◆ **Extracted records**:
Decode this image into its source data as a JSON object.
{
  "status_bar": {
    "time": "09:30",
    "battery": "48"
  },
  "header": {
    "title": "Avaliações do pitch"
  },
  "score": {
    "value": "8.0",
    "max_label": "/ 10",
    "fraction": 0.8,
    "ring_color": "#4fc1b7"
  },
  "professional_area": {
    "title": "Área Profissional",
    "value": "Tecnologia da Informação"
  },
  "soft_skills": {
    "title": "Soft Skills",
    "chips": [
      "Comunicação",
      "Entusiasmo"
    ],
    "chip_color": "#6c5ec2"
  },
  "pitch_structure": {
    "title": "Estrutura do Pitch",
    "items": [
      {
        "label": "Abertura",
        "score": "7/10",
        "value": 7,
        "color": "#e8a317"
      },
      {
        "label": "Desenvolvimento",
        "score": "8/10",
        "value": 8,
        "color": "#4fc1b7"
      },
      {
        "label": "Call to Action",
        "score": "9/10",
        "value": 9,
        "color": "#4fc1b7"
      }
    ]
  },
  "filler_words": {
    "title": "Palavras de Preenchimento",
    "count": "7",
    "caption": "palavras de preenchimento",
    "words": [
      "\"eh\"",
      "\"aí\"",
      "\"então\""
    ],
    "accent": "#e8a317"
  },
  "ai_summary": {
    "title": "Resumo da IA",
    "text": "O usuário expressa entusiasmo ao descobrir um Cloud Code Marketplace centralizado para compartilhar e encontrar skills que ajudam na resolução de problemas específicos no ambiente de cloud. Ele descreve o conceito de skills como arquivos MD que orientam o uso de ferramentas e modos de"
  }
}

◆ **Exercise aim**:
Transcribe every entry verbatim.

◆ **Response below**:
Decode this image into its source data as a JSON object.
{
  "status_bar": {
    "time": "09:30",
    "battery": "48"
  },
  "header": {
    "title": "Avaliações do pitch"
  },
  "score": {
    "value": "8.0",
    "max_label": "/ 10",
    "fraction": 0.8,
    "ring_color": "#4fc1b7"
  },
  "professional_area": {
    "title": "Área Profissional",
    "value": "Tecnologia da Informação"
  },
  "soft_skills": {
    "title": "Soft Skills",
    "chips": [
      "Comunicação",
      "Entusiasmo"
    ],
    "chip_color": "#6c5ec2"
  },
  "pitch_structure": {
    "title": "Estrutura do Pitch",
    "items": [
      {
        "label": "Abertura",
        "score": "7/10",
        "value": 7,
        "color": "#e8a317"
      },
      {
        "label": "Desenvolvimento",
        "score": "8/10",
        "value": 8,
        "color": "#4fc1b7"
      },
      {
        "label": "Call to Action",
        "score": "9/10",
        "value": 9,
        "color": "#4fc1b7"
      }
    ]
  },
  "filler_words": {
    "title": "Palavras de Preenchimento",
    "count": "7",
    "caption": "palavras de preenchimento",
    "words": [
      "\"eh\"",
      "\"aí\"",
      "\"então\""
    ],
    "accent": "#e8a317"
  },
  "ai_summary": {
    "title": "Resumo da IA",
    "text": "O usuário expressa entusiasmo ao descobrir um Cloud Code Marketplace centralizado para compartilhar e encontrar skills que ajudam na resolução de problemas específicos no ambiente de cloud. Ele descreve o conceito de skills como arquivos MD que orientam o uso de ferramentas e modos de"
  }
}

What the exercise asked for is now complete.